* WRITTEN EXERCISE:
Output all of the entries exactly as written.

(Collected data entries)

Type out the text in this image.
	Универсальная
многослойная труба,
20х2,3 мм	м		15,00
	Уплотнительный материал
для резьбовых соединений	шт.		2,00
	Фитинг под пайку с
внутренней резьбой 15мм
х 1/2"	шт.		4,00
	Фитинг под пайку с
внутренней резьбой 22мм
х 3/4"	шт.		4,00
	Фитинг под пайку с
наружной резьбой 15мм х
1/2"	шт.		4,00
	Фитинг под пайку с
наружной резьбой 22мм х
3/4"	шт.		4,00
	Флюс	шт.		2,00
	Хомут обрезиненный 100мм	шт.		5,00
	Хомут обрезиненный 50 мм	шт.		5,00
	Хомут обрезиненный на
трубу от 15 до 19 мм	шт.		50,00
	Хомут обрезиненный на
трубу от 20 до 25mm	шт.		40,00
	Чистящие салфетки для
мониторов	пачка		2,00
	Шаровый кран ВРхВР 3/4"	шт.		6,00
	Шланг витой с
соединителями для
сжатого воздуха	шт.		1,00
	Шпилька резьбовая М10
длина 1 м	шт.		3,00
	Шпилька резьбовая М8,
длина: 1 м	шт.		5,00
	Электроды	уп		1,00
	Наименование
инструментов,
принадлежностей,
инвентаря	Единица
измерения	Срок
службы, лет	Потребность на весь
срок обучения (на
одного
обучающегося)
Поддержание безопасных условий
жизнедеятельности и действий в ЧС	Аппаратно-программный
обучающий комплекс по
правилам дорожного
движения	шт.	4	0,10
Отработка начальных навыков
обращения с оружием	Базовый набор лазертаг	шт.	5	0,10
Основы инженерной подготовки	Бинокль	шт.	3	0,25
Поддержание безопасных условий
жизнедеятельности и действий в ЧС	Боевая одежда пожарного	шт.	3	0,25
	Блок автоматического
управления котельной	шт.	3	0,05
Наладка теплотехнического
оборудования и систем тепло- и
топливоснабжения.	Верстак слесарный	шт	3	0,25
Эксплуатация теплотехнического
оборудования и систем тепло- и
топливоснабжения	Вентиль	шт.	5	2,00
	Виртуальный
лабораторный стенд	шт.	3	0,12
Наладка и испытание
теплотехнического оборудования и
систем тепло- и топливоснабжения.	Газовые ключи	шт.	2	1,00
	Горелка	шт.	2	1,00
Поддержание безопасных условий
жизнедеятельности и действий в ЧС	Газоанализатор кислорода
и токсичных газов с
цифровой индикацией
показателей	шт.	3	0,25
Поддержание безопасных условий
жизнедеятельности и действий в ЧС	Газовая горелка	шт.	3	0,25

* FINISHED TASK:
Type out the text in this image.
	Универсальная
многослойная труба,
20х2,3 мм	м		15,00
	Уплотнительный материал
для резьбовых соединений	шт.		2,00
	Фитинг под пайку с
внутренней резьбой 15мм
х 1/2"	шт.		4,00
	Фитинг под пайку с
внутренней резьбой 22мм
х 3/4"	шт.		4,00
	Фитинг под пайку с
наружной резьбой 15мм х
1/2"	шт.		4,00
	Фитинг под пайку с
наружной резьбой 22мм х
3/4"	шт.		4,00
	Флюс	шт.		2,00
	Хомут обрезиненный 100мм	шт.		5,00
	Хомут обрезиненный 50 мм	шт.		5,00
	Хомут обрезиненный на
трубу от 15 до 19 мм	шт.		50,00
	Хомут обрезиненный на
трубу от 20 до 25mm	шт.		40,00
	Чистящие салфетки для
мониторов	пачка		2,00
	Шаровый кран ВРхВР 3/4"	шт.		6,00
	Шланг витой с
соединителями для
сжатого воздуха	шт.		1,00
	Шпилька резьбовая М10
длина 1 м	шт.		3,00
	Шпилька резьбовая М8,
длина: 1 м	шт.		5,00
	Электроды	уп		1,00
	Наименование
инструментов,
принадлежностей,
инвентаря	Единица
измерения	Срок
службы, лет	Потребность на весь
срок обучения (на
одного
обучающегося)
Поддержание безопасных условий
жизнедеятельности и действий в ЧС	Аппаратно-программный
обучающий комплекс по
правилам дорожного
движения	шт.	4	0,10
Отработка начальных навыков
обращения с оружием	Базовый набор лазертаг	шт.	5	0,10
Основы инженерной подготовки	Бинокль	шт.	3	0,25
Поддержание безопасных условий
жизнедеятельности и действий в ЧС	Боевая одежда пожарного	шт.	3	0,25
	Блок автоматического
управления котельной	шт.	3	0,05
Наладка теплотехнического
оборудования и систем тепло- и
топливоснабжения.	Верстак слесарный	шт	3	0,25
Эксплуатация теплотехнического
оборудования и систем тепло- и
топливоснабжения	Вентиль	шт.	5	2,00
	Виртуальный
лабораторный стенд	шт.	3	0,12
Наладка и испытание
теплотехнического оборудования и
систем тепло- и топливоснабжения.	Газовые ключи	шт.	2	1,00
	Горелка	шт.	2	1,00
Поддержание безопасных условий
жизнедеятельности и действий в ЧС	Газоанализатор кислорода
и токсичных газов с
цифровой индикацией
показателей	шт.	3	0,25
Поддержание безопасных условий
жизнедеятельности и действий в ЧС	Газовая горелка	шт.	3	0,25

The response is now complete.